*AIM OF THE TASK:* Scan the data below. Pull out each line where "βοηθὸς" occurs.

[begin ENTRIES SUPPLIED]

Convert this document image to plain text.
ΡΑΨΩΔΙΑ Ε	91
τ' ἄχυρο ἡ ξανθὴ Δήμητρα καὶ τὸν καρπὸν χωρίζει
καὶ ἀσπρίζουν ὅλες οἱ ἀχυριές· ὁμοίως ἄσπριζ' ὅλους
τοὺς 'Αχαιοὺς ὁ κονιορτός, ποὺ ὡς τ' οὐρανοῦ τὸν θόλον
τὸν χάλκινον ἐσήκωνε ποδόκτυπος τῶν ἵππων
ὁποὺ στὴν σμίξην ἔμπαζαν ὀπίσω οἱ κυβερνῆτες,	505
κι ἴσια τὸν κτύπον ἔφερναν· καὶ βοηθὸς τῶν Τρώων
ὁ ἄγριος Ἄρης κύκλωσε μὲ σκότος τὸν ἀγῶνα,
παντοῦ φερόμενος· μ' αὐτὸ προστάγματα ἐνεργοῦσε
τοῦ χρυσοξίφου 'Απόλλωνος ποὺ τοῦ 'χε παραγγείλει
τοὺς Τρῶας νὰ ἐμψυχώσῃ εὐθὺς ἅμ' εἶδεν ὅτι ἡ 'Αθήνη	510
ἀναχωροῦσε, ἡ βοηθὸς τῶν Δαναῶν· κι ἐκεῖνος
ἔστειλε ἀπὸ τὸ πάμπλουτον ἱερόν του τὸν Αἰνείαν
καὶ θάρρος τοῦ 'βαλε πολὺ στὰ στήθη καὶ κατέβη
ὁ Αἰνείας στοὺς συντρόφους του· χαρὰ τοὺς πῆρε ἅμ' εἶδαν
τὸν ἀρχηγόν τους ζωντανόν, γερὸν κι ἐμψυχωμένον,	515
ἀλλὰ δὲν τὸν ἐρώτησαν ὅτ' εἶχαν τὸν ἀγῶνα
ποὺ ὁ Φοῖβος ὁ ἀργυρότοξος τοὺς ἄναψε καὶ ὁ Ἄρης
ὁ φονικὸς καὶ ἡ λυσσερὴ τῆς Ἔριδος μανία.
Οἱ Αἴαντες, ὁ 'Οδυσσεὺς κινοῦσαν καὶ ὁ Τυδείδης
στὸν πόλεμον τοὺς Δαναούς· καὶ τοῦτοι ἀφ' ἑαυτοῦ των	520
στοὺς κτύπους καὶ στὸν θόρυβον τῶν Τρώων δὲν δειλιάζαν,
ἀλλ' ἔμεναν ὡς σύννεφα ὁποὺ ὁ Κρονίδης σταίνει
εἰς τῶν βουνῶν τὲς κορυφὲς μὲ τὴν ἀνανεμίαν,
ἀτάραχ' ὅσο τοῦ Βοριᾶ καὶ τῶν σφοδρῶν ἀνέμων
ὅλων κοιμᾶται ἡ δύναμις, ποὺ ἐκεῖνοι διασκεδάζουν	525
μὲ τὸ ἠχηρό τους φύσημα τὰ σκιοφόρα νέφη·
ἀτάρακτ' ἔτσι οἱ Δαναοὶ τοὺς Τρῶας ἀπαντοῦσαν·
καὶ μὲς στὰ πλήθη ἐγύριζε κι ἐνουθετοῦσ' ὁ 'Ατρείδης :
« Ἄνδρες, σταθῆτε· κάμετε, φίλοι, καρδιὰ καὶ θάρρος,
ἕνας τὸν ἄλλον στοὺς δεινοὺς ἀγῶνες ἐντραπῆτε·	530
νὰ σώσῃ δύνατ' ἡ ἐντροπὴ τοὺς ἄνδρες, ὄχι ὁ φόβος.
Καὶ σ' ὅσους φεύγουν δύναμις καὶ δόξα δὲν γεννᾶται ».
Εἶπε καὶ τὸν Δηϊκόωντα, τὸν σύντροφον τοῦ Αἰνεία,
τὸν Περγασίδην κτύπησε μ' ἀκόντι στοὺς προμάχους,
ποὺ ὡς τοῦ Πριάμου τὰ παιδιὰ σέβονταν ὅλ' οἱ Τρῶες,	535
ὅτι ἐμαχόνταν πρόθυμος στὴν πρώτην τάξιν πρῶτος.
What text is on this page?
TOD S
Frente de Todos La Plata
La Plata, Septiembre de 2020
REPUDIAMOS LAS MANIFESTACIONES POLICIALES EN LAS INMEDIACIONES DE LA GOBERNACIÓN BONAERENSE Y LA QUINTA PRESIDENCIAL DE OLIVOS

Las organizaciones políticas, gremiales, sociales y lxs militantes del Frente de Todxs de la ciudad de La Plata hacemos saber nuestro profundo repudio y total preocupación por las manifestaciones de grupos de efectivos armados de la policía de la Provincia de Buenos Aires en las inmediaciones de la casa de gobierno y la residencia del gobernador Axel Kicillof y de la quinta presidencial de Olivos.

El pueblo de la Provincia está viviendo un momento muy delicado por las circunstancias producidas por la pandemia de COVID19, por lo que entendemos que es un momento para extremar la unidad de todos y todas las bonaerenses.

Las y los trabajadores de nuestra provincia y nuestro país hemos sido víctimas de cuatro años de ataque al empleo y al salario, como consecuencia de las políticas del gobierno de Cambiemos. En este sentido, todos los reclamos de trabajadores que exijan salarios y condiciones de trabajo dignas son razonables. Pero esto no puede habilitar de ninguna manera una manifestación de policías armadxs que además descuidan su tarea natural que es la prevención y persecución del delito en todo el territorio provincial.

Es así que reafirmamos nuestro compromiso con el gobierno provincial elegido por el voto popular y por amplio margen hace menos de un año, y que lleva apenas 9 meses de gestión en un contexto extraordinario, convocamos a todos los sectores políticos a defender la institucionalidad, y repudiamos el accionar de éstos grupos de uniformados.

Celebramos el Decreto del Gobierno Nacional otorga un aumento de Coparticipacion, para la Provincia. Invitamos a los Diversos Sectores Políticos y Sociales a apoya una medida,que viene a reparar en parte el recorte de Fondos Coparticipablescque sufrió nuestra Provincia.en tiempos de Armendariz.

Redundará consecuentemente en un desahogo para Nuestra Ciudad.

[end ENTRIES SUPPLIED]

*SOLVED EXERCISE:*
κι ἴσια τὸν κτύπον ἔφερναν· καὶ βοηθὸς τῶν Τρώων
ἀναχωροῦσε, ἡ βοηθὸς τῶν Δαναῶν· κι ἐκεῖνος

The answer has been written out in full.